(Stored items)
--------
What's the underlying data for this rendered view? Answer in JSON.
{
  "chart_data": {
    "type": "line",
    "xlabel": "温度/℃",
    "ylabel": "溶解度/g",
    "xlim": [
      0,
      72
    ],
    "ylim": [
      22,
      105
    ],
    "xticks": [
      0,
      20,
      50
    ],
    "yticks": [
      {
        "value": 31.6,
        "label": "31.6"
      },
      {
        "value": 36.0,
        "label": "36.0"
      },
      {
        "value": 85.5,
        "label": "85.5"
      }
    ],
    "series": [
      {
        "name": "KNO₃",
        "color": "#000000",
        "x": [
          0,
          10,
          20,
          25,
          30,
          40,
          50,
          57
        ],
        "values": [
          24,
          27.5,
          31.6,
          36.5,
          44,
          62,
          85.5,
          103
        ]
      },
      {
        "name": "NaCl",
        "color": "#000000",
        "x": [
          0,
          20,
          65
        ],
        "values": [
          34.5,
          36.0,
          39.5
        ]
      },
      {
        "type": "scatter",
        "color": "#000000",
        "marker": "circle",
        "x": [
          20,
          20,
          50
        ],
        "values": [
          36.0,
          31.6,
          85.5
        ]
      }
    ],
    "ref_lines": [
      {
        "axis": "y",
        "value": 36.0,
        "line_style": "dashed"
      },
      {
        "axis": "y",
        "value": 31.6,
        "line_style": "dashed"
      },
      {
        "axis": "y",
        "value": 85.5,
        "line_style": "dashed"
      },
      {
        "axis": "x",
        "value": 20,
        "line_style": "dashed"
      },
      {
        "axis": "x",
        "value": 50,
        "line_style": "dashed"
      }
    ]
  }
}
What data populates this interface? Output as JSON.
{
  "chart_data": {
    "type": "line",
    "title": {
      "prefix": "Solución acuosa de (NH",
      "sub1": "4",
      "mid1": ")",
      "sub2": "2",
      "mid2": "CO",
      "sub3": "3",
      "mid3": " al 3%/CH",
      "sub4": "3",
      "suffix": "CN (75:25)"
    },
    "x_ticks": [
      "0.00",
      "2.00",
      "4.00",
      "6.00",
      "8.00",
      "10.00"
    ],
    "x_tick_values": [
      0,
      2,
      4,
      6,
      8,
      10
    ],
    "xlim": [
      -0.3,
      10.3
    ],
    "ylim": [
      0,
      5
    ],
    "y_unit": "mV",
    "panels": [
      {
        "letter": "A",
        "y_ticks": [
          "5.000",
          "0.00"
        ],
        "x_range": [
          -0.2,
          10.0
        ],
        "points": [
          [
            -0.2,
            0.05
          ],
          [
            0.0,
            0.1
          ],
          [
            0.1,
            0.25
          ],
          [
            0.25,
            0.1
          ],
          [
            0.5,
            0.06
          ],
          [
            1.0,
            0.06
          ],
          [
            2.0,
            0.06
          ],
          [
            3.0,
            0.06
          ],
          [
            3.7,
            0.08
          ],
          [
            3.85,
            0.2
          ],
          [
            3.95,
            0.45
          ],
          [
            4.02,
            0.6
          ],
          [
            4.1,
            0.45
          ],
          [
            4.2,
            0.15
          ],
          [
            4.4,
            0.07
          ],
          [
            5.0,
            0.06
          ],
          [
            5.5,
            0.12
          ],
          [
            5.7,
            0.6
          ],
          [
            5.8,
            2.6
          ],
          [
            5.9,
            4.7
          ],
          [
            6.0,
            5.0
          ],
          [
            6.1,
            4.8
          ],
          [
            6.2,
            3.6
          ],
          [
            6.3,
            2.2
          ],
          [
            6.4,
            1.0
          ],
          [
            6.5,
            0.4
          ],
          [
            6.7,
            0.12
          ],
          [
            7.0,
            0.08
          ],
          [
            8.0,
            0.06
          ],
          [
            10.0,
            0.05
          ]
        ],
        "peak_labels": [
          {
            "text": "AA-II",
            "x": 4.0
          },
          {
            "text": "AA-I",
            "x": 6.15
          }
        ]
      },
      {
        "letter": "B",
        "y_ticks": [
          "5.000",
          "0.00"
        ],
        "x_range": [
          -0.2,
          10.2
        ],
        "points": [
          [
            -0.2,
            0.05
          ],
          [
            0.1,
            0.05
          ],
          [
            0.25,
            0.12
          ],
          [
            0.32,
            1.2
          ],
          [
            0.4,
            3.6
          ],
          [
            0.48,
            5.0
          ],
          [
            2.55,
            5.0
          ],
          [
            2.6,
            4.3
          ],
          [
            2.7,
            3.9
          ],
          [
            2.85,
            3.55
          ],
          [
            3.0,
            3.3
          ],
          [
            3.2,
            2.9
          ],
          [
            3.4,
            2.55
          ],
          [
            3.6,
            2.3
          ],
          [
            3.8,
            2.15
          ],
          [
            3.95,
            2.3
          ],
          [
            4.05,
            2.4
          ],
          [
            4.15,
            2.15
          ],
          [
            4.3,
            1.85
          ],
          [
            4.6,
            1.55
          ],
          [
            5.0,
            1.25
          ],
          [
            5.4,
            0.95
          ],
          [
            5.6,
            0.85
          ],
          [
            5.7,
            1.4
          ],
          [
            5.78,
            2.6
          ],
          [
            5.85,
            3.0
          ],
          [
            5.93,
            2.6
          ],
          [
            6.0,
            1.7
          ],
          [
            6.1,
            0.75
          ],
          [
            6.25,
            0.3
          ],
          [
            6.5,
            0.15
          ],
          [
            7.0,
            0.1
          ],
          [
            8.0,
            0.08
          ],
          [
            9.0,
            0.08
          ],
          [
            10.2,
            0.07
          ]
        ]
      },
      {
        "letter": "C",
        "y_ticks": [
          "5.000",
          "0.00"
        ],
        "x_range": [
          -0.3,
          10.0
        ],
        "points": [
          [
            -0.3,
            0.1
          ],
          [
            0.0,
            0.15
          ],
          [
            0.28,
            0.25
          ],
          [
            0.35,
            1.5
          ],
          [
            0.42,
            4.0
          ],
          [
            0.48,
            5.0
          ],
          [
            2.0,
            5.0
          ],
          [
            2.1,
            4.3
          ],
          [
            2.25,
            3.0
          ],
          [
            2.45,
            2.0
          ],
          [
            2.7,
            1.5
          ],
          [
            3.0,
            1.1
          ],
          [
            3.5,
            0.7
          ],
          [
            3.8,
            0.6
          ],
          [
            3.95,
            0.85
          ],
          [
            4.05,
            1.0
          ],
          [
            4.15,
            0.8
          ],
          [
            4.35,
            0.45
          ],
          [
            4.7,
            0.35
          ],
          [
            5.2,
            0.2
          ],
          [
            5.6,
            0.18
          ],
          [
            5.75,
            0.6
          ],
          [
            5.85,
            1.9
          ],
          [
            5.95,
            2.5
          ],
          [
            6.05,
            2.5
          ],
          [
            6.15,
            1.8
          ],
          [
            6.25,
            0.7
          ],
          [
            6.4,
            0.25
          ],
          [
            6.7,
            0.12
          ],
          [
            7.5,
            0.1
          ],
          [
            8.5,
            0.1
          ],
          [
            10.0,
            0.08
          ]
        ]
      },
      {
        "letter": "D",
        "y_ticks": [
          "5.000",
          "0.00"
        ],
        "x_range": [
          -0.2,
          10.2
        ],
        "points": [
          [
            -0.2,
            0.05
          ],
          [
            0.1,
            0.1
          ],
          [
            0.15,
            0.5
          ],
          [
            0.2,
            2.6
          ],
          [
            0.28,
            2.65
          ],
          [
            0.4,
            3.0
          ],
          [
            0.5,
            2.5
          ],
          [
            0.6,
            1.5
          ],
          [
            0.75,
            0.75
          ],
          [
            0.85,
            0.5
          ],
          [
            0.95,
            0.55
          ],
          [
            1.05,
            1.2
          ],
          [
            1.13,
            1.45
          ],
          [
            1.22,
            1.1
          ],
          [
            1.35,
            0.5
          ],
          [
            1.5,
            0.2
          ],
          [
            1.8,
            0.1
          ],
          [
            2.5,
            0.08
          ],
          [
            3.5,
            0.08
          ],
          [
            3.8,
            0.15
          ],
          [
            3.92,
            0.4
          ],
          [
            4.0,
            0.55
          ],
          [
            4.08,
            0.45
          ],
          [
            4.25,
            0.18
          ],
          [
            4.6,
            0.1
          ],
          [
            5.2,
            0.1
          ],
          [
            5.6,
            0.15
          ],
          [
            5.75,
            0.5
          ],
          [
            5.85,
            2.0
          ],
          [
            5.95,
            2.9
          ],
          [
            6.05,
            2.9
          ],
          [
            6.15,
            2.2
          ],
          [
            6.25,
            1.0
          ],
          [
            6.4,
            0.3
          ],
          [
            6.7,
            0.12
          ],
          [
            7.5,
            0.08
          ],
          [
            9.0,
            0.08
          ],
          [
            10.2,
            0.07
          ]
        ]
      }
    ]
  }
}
--------
TASK DETAILS: Find each line holding the string "What" and copy it out.

PROBLEM SOLUTION:
What's the underlying data for this rendered view? Answer in JSON.
What data populates this interface? Output as JSON.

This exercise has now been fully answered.